#### What the exercise asks:
Return every record exactly as written.

_ _ _

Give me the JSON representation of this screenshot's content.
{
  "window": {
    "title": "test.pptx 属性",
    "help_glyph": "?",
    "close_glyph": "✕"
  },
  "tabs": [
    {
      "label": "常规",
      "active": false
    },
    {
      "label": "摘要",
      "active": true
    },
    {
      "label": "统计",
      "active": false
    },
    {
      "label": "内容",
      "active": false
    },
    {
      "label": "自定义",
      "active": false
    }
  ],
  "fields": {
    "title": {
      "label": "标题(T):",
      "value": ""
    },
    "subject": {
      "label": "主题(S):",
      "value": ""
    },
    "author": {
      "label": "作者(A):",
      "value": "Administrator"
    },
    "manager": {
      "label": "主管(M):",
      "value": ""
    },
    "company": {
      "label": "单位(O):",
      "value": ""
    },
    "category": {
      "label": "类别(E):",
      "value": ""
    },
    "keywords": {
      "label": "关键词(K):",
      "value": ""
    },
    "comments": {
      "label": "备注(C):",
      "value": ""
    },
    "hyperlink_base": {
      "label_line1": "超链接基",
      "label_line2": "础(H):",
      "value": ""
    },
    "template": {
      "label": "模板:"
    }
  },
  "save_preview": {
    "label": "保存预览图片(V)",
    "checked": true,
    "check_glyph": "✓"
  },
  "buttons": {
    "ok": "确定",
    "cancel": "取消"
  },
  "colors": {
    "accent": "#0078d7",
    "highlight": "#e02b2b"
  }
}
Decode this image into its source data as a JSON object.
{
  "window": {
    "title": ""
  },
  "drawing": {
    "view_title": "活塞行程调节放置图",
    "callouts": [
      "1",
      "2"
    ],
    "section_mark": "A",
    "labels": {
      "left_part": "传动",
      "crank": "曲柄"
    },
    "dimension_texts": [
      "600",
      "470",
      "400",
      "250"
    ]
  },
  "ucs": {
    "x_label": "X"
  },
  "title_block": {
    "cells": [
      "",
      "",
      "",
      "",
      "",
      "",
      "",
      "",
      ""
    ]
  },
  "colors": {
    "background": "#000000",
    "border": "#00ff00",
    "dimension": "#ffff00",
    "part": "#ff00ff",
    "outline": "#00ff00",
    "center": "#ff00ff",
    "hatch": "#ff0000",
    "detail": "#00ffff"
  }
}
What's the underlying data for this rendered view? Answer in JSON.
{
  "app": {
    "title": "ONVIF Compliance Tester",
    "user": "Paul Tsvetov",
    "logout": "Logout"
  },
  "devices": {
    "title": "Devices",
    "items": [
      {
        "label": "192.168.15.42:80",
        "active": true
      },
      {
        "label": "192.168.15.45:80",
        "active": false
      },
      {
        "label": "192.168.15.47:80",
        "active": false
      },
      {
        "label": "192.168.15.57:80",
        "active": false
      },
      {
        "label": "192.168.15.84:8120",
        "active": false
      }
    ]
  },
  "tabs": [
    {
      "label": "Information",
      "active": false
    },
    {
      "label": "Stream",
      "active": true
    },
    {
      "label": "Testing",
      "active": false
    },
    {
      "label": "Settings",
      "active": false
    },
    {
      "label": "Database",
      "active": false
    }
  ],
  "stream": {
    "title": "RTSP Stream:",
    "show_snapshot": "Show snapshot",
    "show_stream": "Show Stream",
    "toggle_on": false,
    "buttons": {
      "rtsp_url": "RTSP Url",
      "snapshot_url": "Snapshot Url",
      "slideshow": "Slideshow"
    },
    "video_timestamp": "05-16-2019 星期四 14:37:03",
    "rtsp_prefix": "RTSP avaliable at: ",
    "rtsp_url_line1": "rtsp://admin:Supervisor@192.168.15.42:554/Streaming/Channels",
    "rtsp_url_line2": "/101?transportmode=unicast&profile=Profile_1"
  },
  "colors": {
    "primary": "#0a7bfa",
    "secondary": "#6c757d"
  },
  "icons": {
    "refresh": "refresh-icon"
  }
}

_ _ _

#### Reply to the task:
Give me the JSON representation of this screenshot's content.
{
  "window": {
    "title": "test.pptx 属性",
    "help_glyph": "?",
    "close_glyph": "✕"
  },
  "tabs": [
    {
      "label": "常规",
      "active": false
    },
    {
      "label": "摘要",
      "active": true
    },
    {
      "label": "统计",
      "active": false
    },
    {
      "label": "内容",
      "active": false
    },
    {
      "label": "自定义",
      "active": false
    }
  ],
  "fields": {
    "title": {
      "label": "标题(T):",
      "value": ""
    },
    "subject": {
      "label": "主题(S):",
      "value": ""
    },
    "author": {
      "label": "作者(A):",
      "value": "Administrator"
    },
    "manager": {
      "label": "主管(M):",
      "value": ""
    },
    "company": {
      "label": "单位(O):",
      "value": ""
    },
    "category": {
      "label": "类别(E):",
      "value": ""
    },
    "keywords": {
      "label": "关键词(K):",
      "value": ""
    },
    "comments": {
      "label": "备注(C):",
      "value": ""
    },
    "hyperlink_base": {
      "label_line1": "超链接基",
      "label_line2": "础(H):",
      "value": ""
    },
    "template": {
      "label": "模板:"
    }
  },
  "save_preview": {
    "label": "保存预览图片(V)",
    "checked": true,
    "check_glyph": "✓"
  },
  "buttons": {
    "ok": "确定",
    "cancel": "取消"
  },
  "colors": {
    "accent": "#0078d7",
    "highlight": "#e02b2b"
  }
}
Decode this image into its source data as a JSON object.
{
  "window": {
    "title": ""
  },
  "drawing": {
    "view_title": "活塞行程调节放置图",
    "callouts": [
      "1",
      "2"
    ],
    "section_mark": "A",
    "labels": {
      "left_part": "传动",
      "crank": "曲柄"
    },
    "dimension_texts": [
      "600",
      "470",
      "400",
      "250"
    ]
  },
  "ucs": {
    "x_label": "X"
  },
  "title_block": {
    "cells": [
      "",
      "",
      "",
      "",
      "",
      "",
      "",
      "",
      ""
    ]
  },
  "colors": {
    "background": "#000000",
    "border": "#00ff00",
    "dimension": "#ffff00",
    "part": "#ff00ff",
    "outline": "#00ff00",
    "center": "#ff00ff",
    "hatch": "#ff0000",
    "detail": "#00ffff"
  }
}
What's the underlying data for this rendered view? Answer in JSON.
{
  "app": {
    "title": "ONVIF Compliance Tester",
    "user": "Paul Tsvetov",
    "logout": "Logout"
  },
  "devices": {
    "title": "Devices",
    "items": [
      {
        "label": "192.168.15.42:80",
        "active": true
      },
      {
        "label": "192.168.15.45:80",
        "active": false
      },
      {
        "label": "192.168.15.47:80",
        "active": false
      },
      {
        "label": "192.168.15.57:80",
        "active": false
      },
      {
        "label": "192.168.15.84:8120",
        "active": false
      }
    ]
  },
  "tabs": [
    {
      "label": "Information",
      "active": false
    },
    {
      "label": "Stream",
      "active": true
    },
    {
      "label": "Testing",
      "active": false
    },
    {
      "label": "Settings",
      "active": false
    },
    {
      "label": "Database",
      "active": false
    }
  ],
  "stream": {
    "title": "RTSP Stream:",
    "show_snapshot": "Show snapshot",
    "show_stream": "Show Stream",
    "toggle_on": false,
    "buttons": {
      "rtsp_url": "RTSP Url",
      "snapshot_url": "Snapshot Url",
      "slideshow": "Slideshow"
    },
    "video_timestamp": "05-16-2019 星期四 14:37:03",
    "rtsp_prefix": "RTSP avaliable at: ",
    "rtsp_url_line1": "rtsp://admin:Supervisor@192.168.15.42:554/Streaming/Channels",
    "rtsp_url_line2": "/101?transportmode=unicast&profile=Profile_1"
  },
  "colors": {
    "primary": "#0a7bfa",
    "secondary": "#6c757d"
  },
  "icons": {
    "refresh": "refresh-icon"
  }
}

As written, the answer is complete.